WRITTEN PROBLEM:
Lines that hold the word "épisode" should be located and copied.
begin ENTRIES PROVIDED
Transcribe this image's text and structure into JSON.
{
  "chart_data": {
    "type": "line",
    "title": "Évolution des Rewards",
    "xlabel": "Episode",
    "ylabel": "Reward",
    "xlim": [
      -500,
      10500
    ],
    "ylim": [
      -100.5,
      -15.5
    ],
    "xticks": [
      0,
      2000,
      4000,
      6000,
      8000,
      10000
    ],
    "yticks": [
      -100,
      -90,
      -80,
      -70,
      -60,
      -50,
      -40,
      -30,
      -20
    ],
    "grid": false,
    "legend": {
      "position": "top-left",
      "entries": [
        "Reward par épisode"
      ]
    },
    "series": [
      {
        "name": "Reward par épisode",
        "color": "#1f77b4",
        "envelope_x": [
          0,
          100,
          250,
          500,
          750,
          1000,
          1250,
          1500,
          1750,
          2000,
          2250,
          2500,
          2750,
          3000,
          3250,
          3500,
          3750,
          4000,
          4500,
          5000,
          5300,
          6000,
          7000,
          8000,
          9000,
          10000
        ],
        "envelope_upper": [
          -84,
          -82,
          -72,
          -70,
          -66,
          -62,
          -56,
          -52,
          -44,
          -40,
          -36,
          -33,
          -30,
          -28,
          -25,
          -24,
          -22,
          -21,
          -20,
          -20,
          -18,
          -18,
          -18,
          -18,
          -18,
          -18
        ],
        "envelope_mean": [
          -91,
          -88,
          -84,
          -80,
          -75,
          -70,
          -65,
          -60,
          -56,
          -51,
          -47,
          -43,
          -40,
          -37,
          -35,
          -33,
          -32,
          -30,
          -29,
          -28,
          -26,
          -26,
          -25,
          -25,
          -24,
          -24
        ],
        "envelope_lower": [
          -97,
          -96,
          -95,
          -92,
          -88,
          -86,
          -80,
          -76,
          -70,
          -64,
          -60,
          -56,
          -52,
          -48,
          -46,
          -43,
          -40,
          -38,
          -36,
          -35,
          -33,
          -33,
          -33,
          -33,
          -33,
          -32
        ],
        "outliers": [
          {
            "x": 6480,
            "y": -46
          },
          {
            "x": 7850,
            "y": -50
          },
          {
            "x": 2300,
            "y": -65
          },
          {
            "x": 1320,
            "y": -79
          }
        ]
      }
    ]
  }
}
end ENTRIES PROVIDED
EXPECTED ANSWER:
        "Reward par épisode"
        "name": "Reward par épisode",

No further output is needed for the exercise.